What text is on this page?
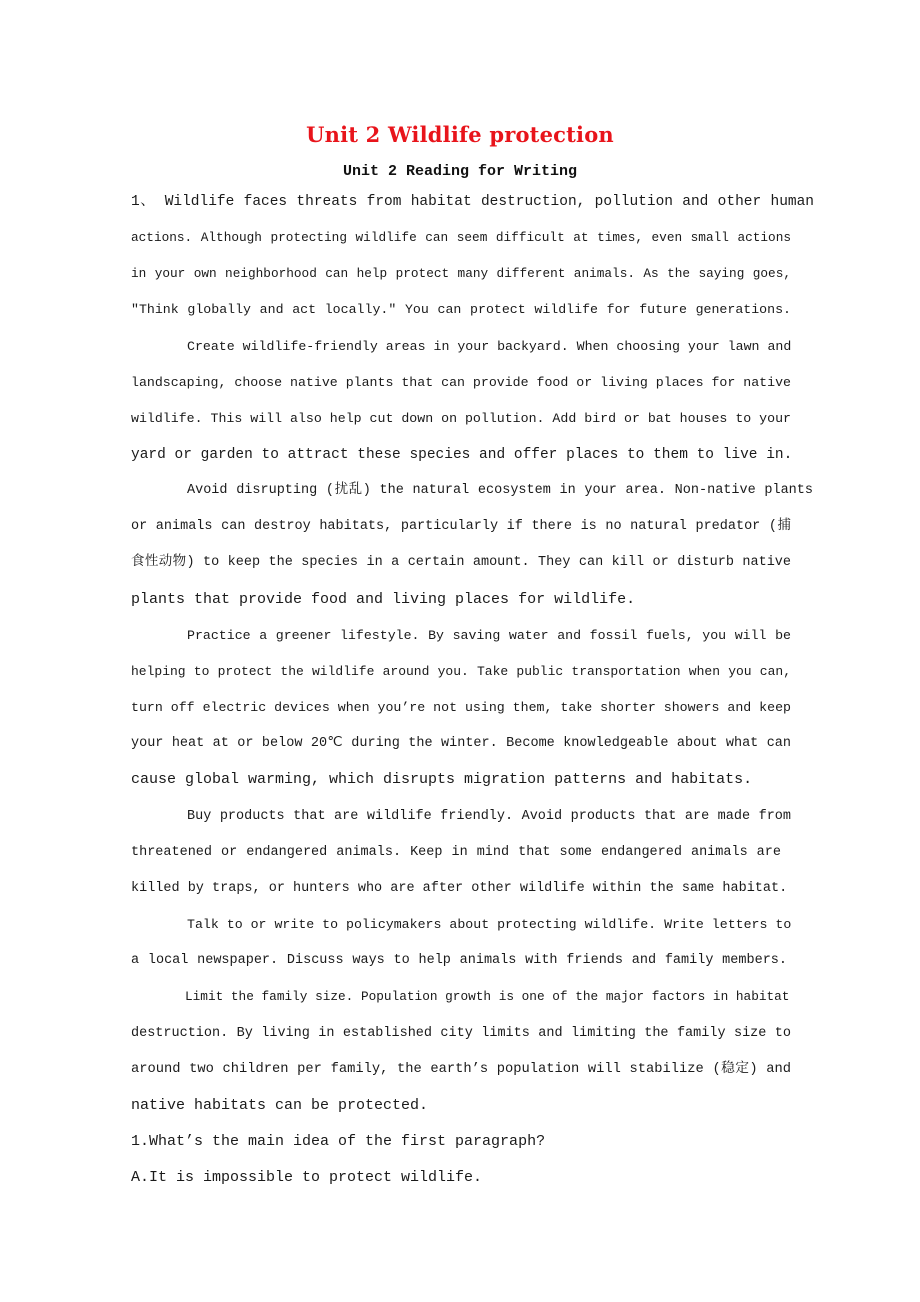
Unit 2 Wildlife protection
Unit 2 Reading for Writing
1、 Wildlife faces threats from habitat destruction, pollution and other human
actions. Although protecting wildlife can seem difficult at times, even small actions
in your own neighborhood can help protect many different animals. As the saying goes,
"Think globally and act locally." You can protect wildlife for future generations.
Create wildlife-friendly areas in your backyard. When choosing your lawn and
landscaping, choose native plants that can provide food or living places for native
wildlife. This will also help cut down on pollution. Add bird or bat houses to your
yard or garden to attract these species and offer places to them to live in.
Avoid disrupting (扰乱) the natural ecosystem in your area. Non-native plants
or animals can destroy habitats, particularly if there is no natural predator (捕
食性动物) to keep the species in a certain amount. They can kill or disturb native
plants that provide food and living places for wildlife.
Practice a greener lifestyle. By saving water and fossil fuels, you will be
helping to protect the wildlife around you. Take public transportation when you can,
turn off electric devices when you’re not using them, take shorter showers and keep
your heat at or below 20℃ during the winter. Become knowledgeable about what can
cause global warming, which disrupts migration patterns and habitats.
Buy products that are wildlife friendly. Avoid products that are made from
threatened or endangered animals. Keep in mind that some endangered animals are
killed by traps, or hunters who are after other wildlife within the same habitat.
Talk to or write to policymakers about protecting wildlife. Write letters to
a local newspaper. Discuss ways to help animals with friends and family members.
Limit the family size. Population growth is one of the major factors in habitat
destruction. By living in established city limits and limiting the family size to
around two children per family, the earth’s population will stabilize (稳定) and
native habitats can be protected.
1.What’s the main idea of the first paragraph?
A.It is impossible to protect wildlife.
· · · ·
* **WHAT YOU HAVE TO DO**
The records above must be printed exactly; the pictures stay out.

* **WRITTEN SOLUTION**
What text is on this page?
Unit 2 Wildlife protection
Unit 2 Reading for Writing
1、 Wildlife faces threats from habitat destruction, pollution and other human
actions. Although protecting wildlife can seem difficult at times, even small actions
in your own neighborhood can help protect many different animals. As the saying goes,
"Think globally and act locally." You can protect wildlife for future generations.
Create wildlife-friendly areas in your backyard. When choosing your lawn and
landscaping, choose native plants that can provide food or living places for native
wildlife. This will also help cut down on pollution. Add bird or bat houses to your
yard or garden to attract these species and offer places to them to live in.
Avoid disrupting (扰乱) the natural ecosystem in your area. Non-native plants
or animals can destroy habitats, particularly if there is no natural predator (捕
食性动物) to keep the species in a certain amount. They can kill or disturb native
plants that provide food and living places for wildlife.
Practice a greener lifestyle. By saving water and fossil fuels, you will be
helping to protect the wildlife around you. Take public transportation when you can,
turn off electric devices when you’re not using them, take shorter showers and keep
your heat at or below 20℃ during the winter. Become knowledgeable about what can
cause global warming, which disrupts migration patterns and habitats.
Buy products that are wildlife friendly. Avoid products that are made from
threatened or endangered animals. Keep in mind that some endangered animals are
killed by traps, or hunters who are after other wildlife within the same habitat.
Talk to or write to policymakers about protecting wildlife. Write letters to
a local newspaper. Discuss ways to help animals with friends and family members.
Limit the family size. Population growth is one of the major factors in habitat
destruction. By living in established city limits and limiting the family size to
around two children per family, the earth’s population will stabilize (稳定) and
native habitats can be protected.
1.What’s the main idea of the first paragraph?
A.It is impossible to protect wildlife.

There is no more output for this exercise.